> [The request] In the copy, include every entry exactly but none of the pictures.

> [Data excerpts]
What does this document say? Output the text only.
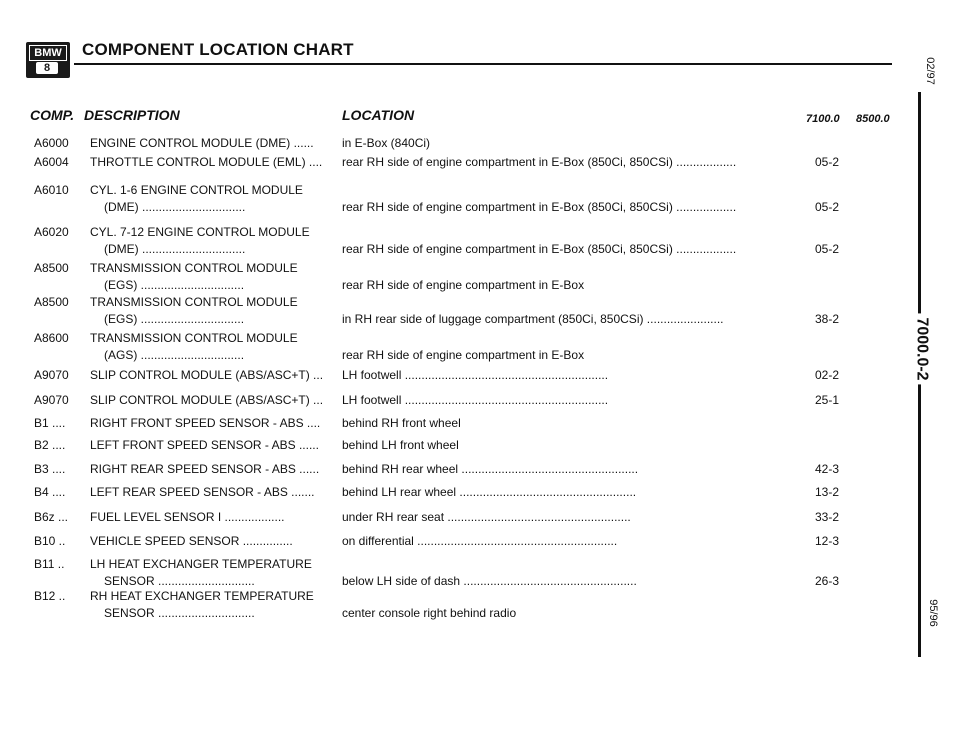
BMW
8
COMPONENT LOCATION CHART
02/97
7000.0-2
95/96
COMP. DESCRIPTION	LOCATION	7100.0 8500.0
A6000 ENGINE CONTROL MODULE (DME) ...... in E-Box (840Ci)
A6004 THROTTLE CONTROL MODULE (EML) .... rear RH side of engine compartment in E-Box (850Ci, 850CSi) ..................	05-2
A6010 CYL. 1-6 ENGINE CONTROL MODULE
(DME) ...............................	rear RH side of engine compartment in E-Box (850Ci, 850CSi) ..................	05-2
A6020 CYL. 7-12 ENGINE CONTROL MODULE
(DME) ...............................	rear RH side of engine compartment in E-Box (850Ci, 850CSi) ..................	05-2
A8500 TRANSMISSION CONTROL MODULE
(EGS) ...............................	rear RH side of engine compartment in E-Box
A8500 TRANSMISSION CONTROL MODULE
(EGS) ...............................	in RH rear side of luggage compartment (850Ci, 850CSi) .......................	38-2
A8600 TRANSMISSION CONTROL MODULE
(AGS) ...............................	rear RH side of engine compartment in E-Box
A9070 SLIP CONTROL MODULE (ABS/ASC+T) ... LH footwell .............................................................	02-2
A9070 SLIP CONTROL MODULE (ABS/ASC+T) ... LH footwell .............................................................	25-1
B1 .... RIGHT FRONT SPEED SENSOR - ABS .... behind RH front wheel
B2 .... LEFT FRONT SPEED SENSOR - ABS ...... behind LH front wheel
B3 .... RIGHT REAR SPEED SENSOR - ABS ...... behind RH rear wheel .....................................................	42-3
B4 .... LEFT REAR SPEED SENSOR - ABS ....... behind LH rear wheel .....................................................	13-2
B6z ... FUEL LEVEL SENSOR I ..................	under RH rear seat .......................................................	33-2
B10 .. VEHICLE SPEED SENSOR ...............	on differential ............................................................	12-3
B11 .. LH HEAT EXCHANGER TEMPERATURE
SENSOR .............................	below LH side of dash ....................................................	26-3
B12 .. RH HEAT EXCHANGER TEMPERATURE
SENSOR .............................	center console right behind radio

> [Correct result]
What does this document say? Output the text only.
BMW
8
COMPONENT LOCATION CHART
02/97
7000.0-2
95/96
COMP. DESCRIPTION	LOCATION	7100.0 8500.0
A6000 ENGINE CONTROL MODULE (DME) ...... in E-Box (840Ci)
A6004 THROTTLE CONTROL MODULE (EML) .... rear RH side of engine compartment in E-Box (850Ci, 850CSi) ..................	05-2
A6010 CYL. 1-6 ENGINE CONTROL MODULE
(DME) ...............................	rear RH side of engine compartment in E-Box (850Ci, 850CSi) ..................	05-2
A6020 CYL. 7-12 ENGINE CONTROL MODULE
(DME) ...............................	rear RH side of engine compartment in E-Box (850Ci, 850CSi) ..................	05-2
A8500 TRANSMISSION CONTROL MODULE
(EGS) ...............................	rear RH side of engine compartment in E-Box
A8500 TRANSMISSION CONTROL MODULE
(EGS) ...............................	in RH rear side of luggage compartment (850Ci, 850CSi) .......................	38-2
A8600 TRANSMISSION CONTROL MODULE
(AGS) ...............................	rear RH side of engine compartment in E-Box
A9070 SLIP CONTROL MODULE (ABS/ASC+T) ... LH footwell .............................................................	02-2
A9070 SLIP CONTROL MODULE (ABS/ASC+T) ... LH footwell .............................................................	25-1
B1 .... RIGHT FRONT SPEED SENSOR - ABS .... behind RH front wheel
B2 .... LEFT FRONT SPEED SENSOR - ABS ...... behind LH front wheel
B3 .... RIGHT REAR SPEED SENSOR - ABS ...... behind RH rear wheel .....................................................	42-3
B4 .... LEFT REAR SPEED SENSOR - ABS ....... behind LH rear wheel .....................................................	13-2
B6z ... FUEL LEVEL SENSOR I ..................	under RH rear seat .......................................................	33-2
B10 .. VEHICLE SPEED SENSOR ...............	on differential ............................................................	12-3
B11 .. LH HEAT EXCHANGER TEMPERATURE
SENSOR .............................	below LH side of dash ....................................................	26-3
B12 .. RH HEAT EXCHANGER TEMPERATURE
SENSOR .............................	center console right behind radio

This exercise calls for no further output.